▶ Work instructions
Repeat the material below exactly, with no pictures.

(Rows from a dataset)

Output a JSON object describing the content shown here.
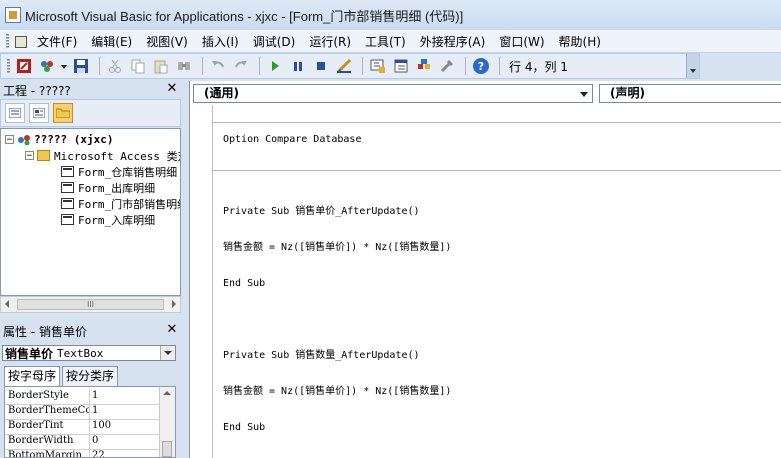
{
  "window": {
    "title": "Microsoft Visual Basic for Applications - xjxc - [Form_门市部销售明细 (代码)]"
  },
  "menubar": {
    "items": [
      "文件(F)",
      "编辑(E)",
      "视图(V)",
      "插入(I)",
      "调试(D)",
      "运行(R)",
      "工具(T)",
      "外接程序(A)",
      "窗口(W)",
      "帮助(H)"
    ]
  },
  "toolbar": {
    "status": "行 4，列 1"
  },
  "project_pane": {
    "title": "工程 - ?????",
    "close": "✕",
    "tree": {
      "root": "????? (xjxc)",
      "folder": "Microsoft Access 类对象",
      "items": [
        "Form_仓库销售明细",
        "Form_出库明细",
        "Form_门市部销售明细",
        "Form_入库明细"
      ]
    },
    "hscroll_label": "III"
  },
  "properties_pane": {
    "title": "属性 - 销售单价",
    "close": "✕",
    "object_name": "销售单价",
    "object_type": "TextBox",
    "tabs": [
      "按字母序",
      "按分类序"
    ],
    "rows": [
      {
        "name": "BorderStyle",
        "value": "1"
      },
      {
        "name": "BorderThemeColor",
        "value": "1"
      },
      {
        "name": "BorderTint",
        "value": "100"
      },
      {
        "name": "BorderWidth",
        "value": "0"
      },
      {
        "name": "BottomMargin",
        "value": "22"
      }
    ]
  },
  "code_window": {
    "object_combo": "(通用)",
    "proc_combo": "(声明)",
    "lines": [
      "Option Compare Database",
      "",
      "Private Sub 销售单价_AfterUpdate()",
      "销售金额 = Nz([销售单价]) * Nz([销售数量])",
      "End Sub",
      "",
      "Private Sub 销售数量_AfterUpdate()",
      "销售金额 = Nz([销售单价]) * Nz([销售数量])",
      "End Sub"
    ]
  }
}
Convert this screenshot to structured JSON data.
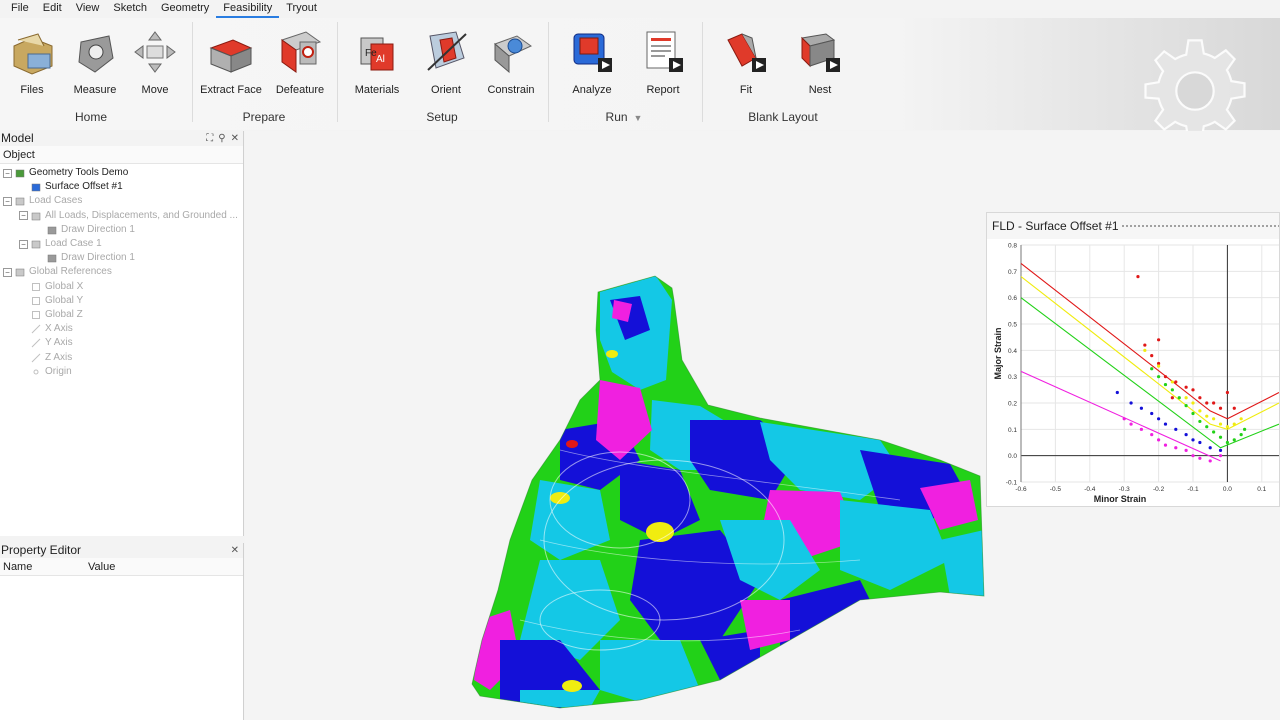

▶ Final result
Output a JSON object describing the content shown here.
{
  "window": {
    "title": "Microsoft Visual Basic for Applications - xjxc - [Form_门市部销售明细 (代码)]"
  },
  "menubar": {
    "items": [
      "文件(F)",
      "编辑(E)",
      "视图(V)",
      "插入(I)",
      "调试(D)",
      "运行(R)",
      "工具(T)",
      "外接程序(A)",
      "窗口(W)",
      "帮助(H)"
    ]
  },
  "toolbar": {
    "status": "行 4，列 1"
  },
  "project_pane": {
    "title": "工程 - ?????",
    "close": "✕",
    "tree": {
      "root": "????? (xjxc)",
      "folder": "Microsoft Access 类对象",
      "items": [
        "Form_仓库销售明细",
        "Form_出库明细",
        "Form_门市部销售明细",
        "Form_入库明细"
      ]
    },
    "hscroll_label": "III"
  },
  "properties_pane": {
    "title": "属性 - 销售单价",
    "close": "✕",
    "object_name": "销售单价",
    "object_type": "TextBox",
    "tabs": [
      "按字母序",
      "按分类序"
    ],
    "rows": [
      {
        "name": "BorderStyle",
        "value": "1"
      },
      {
        "name": "BorderThemeColor",
        "value": "1"
      },
      {
        "name": "BorderTint",
        "value": "100"
      },
      {
        "name": "BorderWidth",
        "value": "0"
      },
      {
        "name": "BottomMargin",
        "value": "22"
      }
    ]
  },
  "code_window": {
    "object_combo": "(通用)",
    "proc_combo": "(声明)",
    "lines": [
      "Option Compare Database",
      "",
      "Private Sub 销售单价_AfterUpdate()",
      "销售金额 = Nz([销售单价]) * Nz([销售数量])",
      "End Sub",
      "",
      "Private Sub 销售数量_AfterUpdate()",
      "销售金额 = Nz([销售单价]) * Nz([销售数量])",
      "End Sub"
    ]
  }
}
Convert this screenshot to structured JSON data.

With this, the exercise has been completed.